■ Directions: Below is a set of records; print all of them exactly as written.

■ Listed records:
+ + + +
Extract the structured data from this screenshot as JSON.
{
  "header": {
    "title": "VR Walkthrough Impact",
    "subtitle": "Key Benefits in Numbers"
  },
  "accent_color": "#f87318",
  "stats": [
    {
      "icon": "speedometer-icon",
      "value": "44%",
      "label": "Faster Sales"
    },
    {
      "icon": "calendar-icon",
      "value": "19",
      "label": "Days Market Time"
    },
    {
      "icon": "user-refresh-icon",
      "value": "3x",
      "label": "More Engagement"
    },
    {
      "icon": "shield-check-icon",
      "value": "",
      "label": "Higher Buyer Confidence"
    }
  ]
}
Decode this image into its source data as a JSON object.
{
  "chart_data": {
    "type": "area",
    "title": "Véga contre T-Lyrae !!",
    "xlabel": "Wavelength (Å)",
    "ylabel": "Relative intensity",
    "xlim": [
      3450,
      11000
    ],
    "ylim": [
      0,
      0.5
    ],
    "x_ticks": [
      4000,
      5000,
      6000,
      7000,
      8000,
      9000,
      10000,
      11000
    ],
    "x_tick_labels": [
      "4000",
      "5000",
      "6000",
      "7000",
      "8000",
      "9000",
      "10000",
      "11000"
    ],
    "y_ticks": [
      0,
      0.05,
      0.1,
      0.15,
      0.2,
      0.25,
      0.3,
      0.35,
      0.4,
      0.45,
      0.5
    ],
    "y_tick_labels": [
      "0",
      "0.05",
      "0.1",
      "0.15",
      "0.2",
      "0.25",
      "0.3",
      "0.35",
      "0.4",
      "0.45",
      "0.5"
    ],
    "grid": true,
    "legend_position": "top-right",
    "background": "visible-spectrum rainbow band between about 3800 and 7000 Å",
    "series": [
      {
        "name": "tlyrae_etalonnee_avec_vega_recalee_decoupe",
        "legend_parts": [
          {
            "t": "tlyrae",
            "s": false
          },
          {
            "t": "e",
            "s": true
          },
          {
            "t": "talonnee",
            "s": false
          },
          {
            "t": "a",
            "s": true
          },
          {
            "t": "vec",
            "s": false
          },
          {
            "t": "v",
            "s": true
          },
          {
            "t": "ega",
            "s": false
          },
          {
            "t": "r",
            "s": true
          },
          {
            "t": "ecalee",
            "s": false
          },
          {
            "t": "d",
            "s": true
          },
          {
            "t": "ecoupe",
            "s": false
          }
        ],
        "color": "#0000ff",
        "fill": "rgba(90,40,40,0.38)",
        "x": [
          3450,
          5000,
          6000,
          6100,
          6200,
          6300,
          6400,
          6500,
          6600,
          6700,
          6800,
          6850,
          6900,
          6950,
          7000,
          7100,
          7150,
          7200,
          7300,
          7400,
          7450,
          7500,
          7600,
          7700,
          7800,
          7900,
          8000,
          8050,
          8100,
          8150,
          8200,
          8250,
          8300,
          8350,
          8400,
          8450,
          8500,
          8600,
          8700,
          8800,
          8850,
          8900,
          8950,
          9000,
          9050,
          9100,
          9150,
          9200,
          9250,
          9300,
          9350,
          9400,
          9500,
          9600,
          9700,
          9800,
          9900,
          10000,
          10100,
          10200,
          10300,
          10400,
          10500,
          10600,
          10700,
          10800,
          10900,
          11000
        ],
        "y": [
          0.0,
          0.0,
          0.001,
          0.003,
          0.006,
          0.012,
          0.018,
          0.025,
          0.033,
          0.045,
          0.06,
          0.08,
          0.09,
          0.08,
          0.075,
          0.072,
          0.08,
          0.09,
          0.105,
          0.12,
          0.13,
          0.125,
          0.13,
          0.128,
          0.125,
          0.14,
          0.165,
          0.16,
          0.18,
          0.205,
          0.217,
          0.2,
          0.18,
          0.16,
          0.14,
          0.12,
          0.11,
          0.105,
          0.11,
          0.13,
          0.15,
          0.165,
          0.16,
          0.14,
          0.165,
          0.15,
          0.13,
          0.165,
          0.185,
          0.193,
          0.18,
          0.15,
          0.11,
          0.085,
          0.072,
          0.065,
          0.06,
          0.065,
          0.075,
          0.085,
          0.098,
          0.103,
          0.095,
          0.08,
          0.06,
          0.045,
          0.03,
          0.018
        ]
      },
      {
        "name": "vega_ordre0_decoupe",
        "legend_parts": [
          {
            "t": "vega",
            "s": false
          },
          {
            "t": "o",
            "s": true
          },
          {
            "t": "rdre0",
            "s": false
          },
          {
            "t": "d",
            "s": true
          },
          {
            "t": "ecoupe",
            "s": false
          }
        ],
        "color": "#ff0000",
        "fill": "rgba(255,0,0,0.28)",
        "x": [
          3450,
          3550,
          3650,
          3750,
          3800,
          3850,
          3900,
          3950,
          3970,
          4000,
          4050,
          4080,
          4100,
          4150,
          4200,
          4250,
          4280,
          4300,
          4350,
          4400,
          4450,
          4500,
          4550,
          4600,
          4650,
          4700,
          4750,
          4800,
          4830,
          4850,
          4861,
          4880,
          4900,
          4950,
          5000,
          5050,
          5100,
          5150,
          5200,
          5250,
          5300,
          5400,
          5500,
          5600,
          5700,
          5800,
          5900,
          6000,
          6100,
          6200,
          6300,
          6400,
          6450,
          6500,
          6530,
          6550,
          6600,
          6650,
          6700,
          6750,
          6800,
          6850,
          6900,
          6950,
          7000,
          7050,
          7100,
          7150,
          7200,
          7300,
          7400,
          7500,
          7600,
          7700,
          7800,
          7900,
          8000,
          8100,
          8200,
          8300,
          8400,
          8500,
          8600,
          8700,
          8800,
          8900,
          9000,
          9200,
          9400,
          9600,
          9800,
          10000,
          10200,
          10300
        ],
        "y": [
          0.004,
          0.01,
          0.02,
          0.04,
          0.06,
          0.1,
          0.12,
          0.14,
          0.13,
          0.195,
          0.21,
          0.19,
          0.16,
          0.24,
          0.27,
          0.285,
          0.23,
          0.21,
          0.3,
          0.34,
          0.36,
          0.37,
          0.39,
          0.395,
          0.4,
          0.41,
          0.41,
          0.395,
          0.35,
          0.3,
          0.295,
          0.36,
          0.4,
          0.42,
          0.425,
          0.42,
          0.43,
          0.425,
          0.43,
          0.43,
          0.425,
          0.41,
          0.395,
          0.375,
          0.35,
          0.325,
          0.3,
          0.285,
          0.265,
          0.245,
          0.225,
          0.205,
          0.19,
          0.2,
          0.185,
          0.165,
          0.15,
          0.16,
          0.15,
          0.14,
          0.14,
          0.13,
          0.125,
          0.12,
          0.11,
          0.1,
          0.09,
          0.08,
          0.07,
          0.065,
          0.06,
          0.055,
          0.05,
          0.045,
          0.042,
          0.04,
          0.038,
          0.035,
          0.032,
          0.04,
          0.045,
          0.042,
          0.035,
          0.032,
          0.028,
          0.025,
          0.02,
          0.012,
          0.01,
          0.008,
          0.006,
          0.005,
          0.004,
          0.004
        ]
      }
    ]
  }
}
+ + + +
■ Answer to this problem:
Extract the structured data from this screenshot as JSON.
{
  "header": {
    "title": "VR Walkthrough Impact",
    "subtitle": "Key Benefits in Numbers"
  },
  "accent_color": "#f87318",
  "stats": [
    {
      "icon": "speedometer-icon",
      "value": "44%",
      "label": "Faster Sales"
    },
    {
      "icon": "calendar-icon",
      "value": "19",
      "label": "Days Market Time"
    },
    {
      "icon": "user-refresh-icon",
      "value": "3x",
      "label": "More Engagement"
    },
    {
      "icon": "shield-check-icon",
      "value": "",
      "label": "Higher Buyer Confidence"
    }
  ]
}
Decode this image into its source data as a JSON object.
{
  "chart_data": {
    "type": "area",
    "title": "Véga contre T-Lyrae !!",
    "xlabel": "Wavelength (Å)",
    "ylabel": "Relative intensity",
    "xlim": [
      3450,
      11000
    ],
    "ylim": [
      0,
      0.5
    ],
    "x_ticks": [
      4000,
      5000,
      6000,
      7000,
      8000,
      9000,
      10000,
      11000
    ],
    "x_tick_labels": [
      "4000",
      "5000",
      "6000",
      "7000",
      "8000",
      "9000",
      "10000",
      "11000"
    ],
    "y_ticks": [
      0,
      0.05,
      0.1,
      0.15,
      0.2,
      0.25,
      0.3,
      0.35,
      0.4,
      0.45,
      0.5
    ],
    "y_tick_labels": [
      "0",
      "0.05",
      "0.1",
      "0.15",
      "0.2",
      "0.25",
      "0.3",
      "0.35",
      "0.4",
      "0.45",
      "0.5"
    ],
    "grid": true,
    "legend_position": "top-right",
    "background": "visible-spectrum rainbow band between about 3800 and 7000 Å",
    "series": [
      {
        "name": "tlyrae_etalonnee_avec_vega_recalee_decoupe",
        "legend_parts": [
          {
            "t": "tlyrae",
            "s": false
          },
          {
            "t": "e",
            "s": true
          },
          {
            "t": "talonnee",
            "s": false
          },
          {
            "t": "a",
            "s": true
          },
          {
            "t": "vec",
            "s": false
          },
          {
            "t": "v",
            "s": true
          },
          {
            "t": "ega",
            "s": false
          },
          {
            "t": "r",
            "s": true
          },
          {
            "t": "ecalee",
            "s": false
          },
          {
            "t": "d",
            "s": true
          },
          {
            "t": "ecoupe",
            "s": false
          }
        ],
        "color": "#0000ff",
        "fill": "rgba(90,40,40,0.38)",
        "x": [
          3450,
          5000,
          6000,
          6100,
          6200,
          6300,
          6400,
          6500,
          6600,
          6700,
          6800,
          6850,
          6900,
          6950,
          7000,
          7100,
          7150,
          7200,
          7300,
          7400,
          7450,
          7500,
          7600,
          7700,
          7800,
          7900,
          8000,
          8050,
          8100,
          8150,
          8200,
          8250,
          8300,
          8350,
          8400,
          8450,
          8500,
          8600,
          8700,
          8800,
          8850,
          8900,
          8950,
          9000,
          9050,
          9100,
          9150,
          9200,
          9250,
          9300,
          9350,
          9400,
          9500,
          9600,
          9700,
          9800,
          9900,
          10000,
          10100,
          10200,
          10300,
          10400,
          10500,
          10600,
          10700,
          10800,
          10900,
          11000
        ],
        "y": [
          0.0,
          0.0,
          0.001,
          0.003,
          0.006,
          0.012,
          0.018,
          0.025,
          0.033,
          0.045,
          0.06,
          0.08,
          0.09,
          0.08,
          0.075,
          0.072,
          0.08,
          0.09,
          0.105,
          0.12,
          0.13,
          0.125,
          0.13,
          0.128,
          0.125,
          0.14,
          0.165,
          0.16,
          0.18,
          0.205,
          0.217,
          0.2,
          0.18,
          0.16,
          0.14,
          0.12,
          0.11,
          0.105,
          0.11,
          0.13,
          0.15,
          0.165,
          0.16,
          0.14,
          0.165,
          0.15,
          0.13,
          0.165,
          0.185,
          0.193,
          0.18,
          0.15,
          0.11,
          0.085,
          0.072,
          0.065,
          0.06,
          0.065,
          0.075,
          0.085,
          0.098,
          0.103,
          0.095,
          0.08,
          0.06,
          0.045,
          0.03,
          0.018
        ]
      },
      {
        "name": "vega_ordre0_decoupe",
        "legend_parts": [
          {
            "t": "vega",
            "s": false
          },
          {
            "t": "o",
            "s": true
          },
          {
            "t": "rdre0",
            "s": false
          },
          {
            "t": "d",
            "s": true
          },
          {
            "t": "ecoupe",
            "s": false
          }
        ],
        "color": "#ff0000",
        "fill": "rgba(255,0,0,0.28)",
        "x": [
          3450,
          3550,
          3650,
          3750,
          3800,
          3850,
          3900,
          3950,
          3970,
          4000,
          4050,
          4080,
          4100,
          4150,
          4200,
          4250,
          4280,
          4300,
          4350,
          4400,
          4450,
          4500,
          4550,
          4600,
          4650,
          4700,
          4750,
          4800,
          4830,
          4850,
          4861,
          4880,
          4900,
          4950,
          5000,
          5050,
          5100,
          5150,
          5200,
          5250,
          5300,
          5400,
          5500,
          5600,
          5700,
          5800,
          5900,
          6000,
          6100,
          6200,
          6300,
          6400,
          6450,
          6500,
          6530,
          6550,
          6600,
          6650,
          6700,
          6750,
          6800,
          6850,
          6900,
          6950,
          7000,
          7050,
          7100,
          7150,
          7200,
          7300,
          7400,
          7500,
          7600,
          7700,
          7800,
          7900,
          8000,
          8100,
          8200,
          8300,
          8400,
          8500,
          8600,
          8700,
          8800,
          8900,
          9000,
          9200,
          9400,
          9600,
          9800,
          10000,
          10200,
          10300
        ],
        "y": [
          0.004,
          0.01,
          0.02,
          0.04,
          0.06,
          0.1,
          0.12,
          0.14,
          0.13,
          0.195,
          0.21,
          0.19,
          0.16,
          0.24,
          0.27,
          0.285,
          0.23,
          0.21,
          0.3,
          0.34,
          0.36,
          0.37,
          0.39,
          0.395,
          0.4,
          0.41,
          0.41,
          0.395,
          0.35,
          0.3,
          0.295,
          0.36,
          0.4,
          0.42,
          0.425,
          0.42,
          0.43,
          0.425,
          0.43,
          0.43,
          0.425,
          0.41,
          0.395,
          0.375,
          0.35,
          0.325,
          0.3,
          0.285,
          0.265,
          0.245,
          0.225,
          0.205,
          0.19,
          0.2,
          0.185,
          0.165,
          0.15,
          0.16,
          0.15,
          0.14,
          0.14,
          0.13,
          0.125,
          0.12,
          0.11,
          0.1,
          0.09,
          0.08,
          0.07,
          0.065,
          0.06,
          0.055,
          0.05,
          0.045,
          0.042,
          0.04,
          0.038,
          0.035,
          0.032,
          0.04,
          0.045,
          0.042,
          0.035,
          0.032,
          0.028,
          0.025,
          0.02,
          0.012,
          0.01,
          0.008,
          0.006,
          0.005,
          0.004,
          0.004
        ]
      }
    ]
  }
}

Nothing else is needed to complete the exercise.